EXERCISE TASK -
Give every entry again, word for word and in full.

— Start RECORDS TO PROCESS —

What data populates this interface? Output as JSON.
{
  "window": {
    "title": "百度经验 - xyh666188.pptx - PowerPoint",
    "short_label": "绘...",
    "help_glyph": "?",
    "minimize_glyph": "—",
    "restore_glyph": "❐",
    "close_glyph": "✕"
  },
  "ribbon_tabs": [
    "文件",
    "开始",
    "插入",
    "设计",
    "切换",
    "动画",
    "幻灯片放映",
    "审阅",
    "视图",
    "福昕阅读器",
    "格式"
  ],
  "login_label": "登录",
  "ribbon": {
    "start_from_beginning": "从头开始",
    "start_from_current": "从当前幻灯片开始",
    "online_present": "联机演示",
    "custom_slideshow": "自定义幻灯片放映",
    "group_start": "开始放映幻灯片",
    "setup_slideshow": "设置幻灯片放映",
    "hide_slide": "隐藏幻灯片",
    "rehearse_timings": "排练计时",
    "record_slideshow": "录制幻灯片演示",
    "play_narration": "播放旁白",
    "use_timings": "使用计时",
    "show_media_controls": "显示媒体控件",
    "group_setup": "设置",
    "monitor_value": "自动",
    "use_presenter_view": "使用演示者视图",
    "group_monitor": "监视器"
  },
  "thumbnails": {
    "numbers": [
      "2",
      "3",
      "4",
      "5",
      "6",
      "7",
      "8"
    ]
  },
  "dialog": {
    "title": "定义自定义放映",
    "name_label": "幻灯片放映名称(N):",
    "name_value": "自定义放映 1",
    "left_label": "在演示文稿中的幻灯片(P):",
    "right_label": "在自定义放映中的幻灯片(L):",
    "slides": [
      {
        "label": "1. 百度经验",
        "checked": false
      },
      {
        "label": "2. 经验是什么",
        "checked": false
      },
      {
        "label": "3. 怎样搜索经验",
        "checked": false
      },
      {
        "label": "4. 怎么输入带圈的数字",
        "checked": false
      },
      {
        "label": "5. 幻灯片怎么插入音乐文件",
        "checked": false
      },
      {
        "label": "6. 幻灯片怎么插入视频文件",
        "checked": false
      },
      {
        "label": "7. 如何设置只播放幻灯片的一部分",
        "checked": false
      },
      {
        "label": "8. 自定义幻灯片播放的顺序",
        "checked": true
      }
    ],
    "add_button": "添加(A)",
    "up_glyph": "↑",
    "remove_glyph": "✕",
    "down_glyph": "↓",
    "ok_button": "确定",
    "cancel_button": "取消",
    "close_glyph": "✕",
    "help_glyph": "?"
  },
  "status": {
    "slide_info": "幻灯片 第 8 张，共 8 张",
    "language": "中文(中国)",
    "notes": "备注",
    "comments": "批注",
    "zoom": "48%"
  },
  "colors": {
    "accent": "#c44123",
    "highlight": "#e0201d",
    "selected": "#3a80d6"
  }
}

— End RECORDS TO PROCESS —

EXERCISE SOLUTION -
What data populates this interface? Output as JSON.
{
  "window": {
    "title": "百度经验 - xyh666188.pptx - PowerPoint",
    "short_label": "绘...",
    "help_glyph": "?",
    "minimize_glyph": "—",
    "restore_glyph": "❐",
    "close_glyph": "✕"
  },
  "ribbon_tabs": [
    "文件",
    "开始",
    "插入",
    "设计",
    "切换",
    "动画",
    "幻灯片放映",
    "审阅",
    "视图",
    "福昕阅读器",
    "格式"
  ],
  "login_label": "登录",
  "ribbon": {
    "start_from_beginning": "从头开始",
    "start_from_current": "从当前幻灯片开始",
    "online_present": "联机演示",
    "custom_slideshow": "自定义幻灯片放映",
    "group_start": "开始放映幻灯片",
    "setup_slideshow": "设置幻灯片放映",
    "hide_slide": "隐藏幻灯片",
    "rehearse_timings": "排练计时",
    "record_slideshow": "录制幻灯片演示",
    "play_narration": "播放旁白",
    "use_timings": "使用计时",
    "show_media_controls": "显示媒体控件",
    "group_setup": "设置",
    "monitor_value": "自动",
    "use_presenter_view": "使用演示者视图",
    "group_monitor": "监视器"
  },
  "thumbnails": {
    "numbers": [
      "2",
      "3",
      "4",
      "5",
      "6",
      "7",
      "8"
    ]
  },
  "dialog": {
    "title": "定义自定义放映",
    "name_label": "幻灯片放映名称(N):",
    "name_value": "自定义放映 1",
    "left_label": "在演示文稿中的幻灯片(P):",
    "right_label": "在自定义放映中的幻灯片(L):",
    "slides": [
      {
        "label": "1. 百度经验",
        "checked": false
      },
      {
        "label": "2. 经验是什么",
        "checked": false
      },
      {
        "label": "3. 怎样搜索经验",
        "checked": false
      },
      {
        "label": "4. 怎么输入带圈的数字",
        "checked": false
      },
      {
        "label": "5. 幻灯片怎么插入音乐文件",
        "checked": false
      },
      {
        "label": "6. 幻灯片怎么插入视频文件",
        "checked": false
      },
      {
        "label": "7. 如何设置只播放幻灯片的一部分",
        "checked": false
      },
      {
        "label": "8. 自定义幻灯片播放的顺序",
        "checked": true
      }
    ],
    "add_button": "添加(A)",
    "up_glyph": "↑",
    "remove_glyph": "✕",
    "down_glyph": "↓",
    "ok_button": "确定",
    "cancel_button": "取消",
    "close_glyph": "✕",
    "help_glyph": "?"
  },
  "status": {
    "slide_info": "幻灯片 第 8 张，共 8 张",
    "language": "中文(中国)",
    "notes": "备注",
    "comments": "批注",
    "zoom": "48%"
  },
  "colors": {
    "accent": "#c44123",
    "highlight": "#e0201d",
    "selected": "#3a80d6"
  }
}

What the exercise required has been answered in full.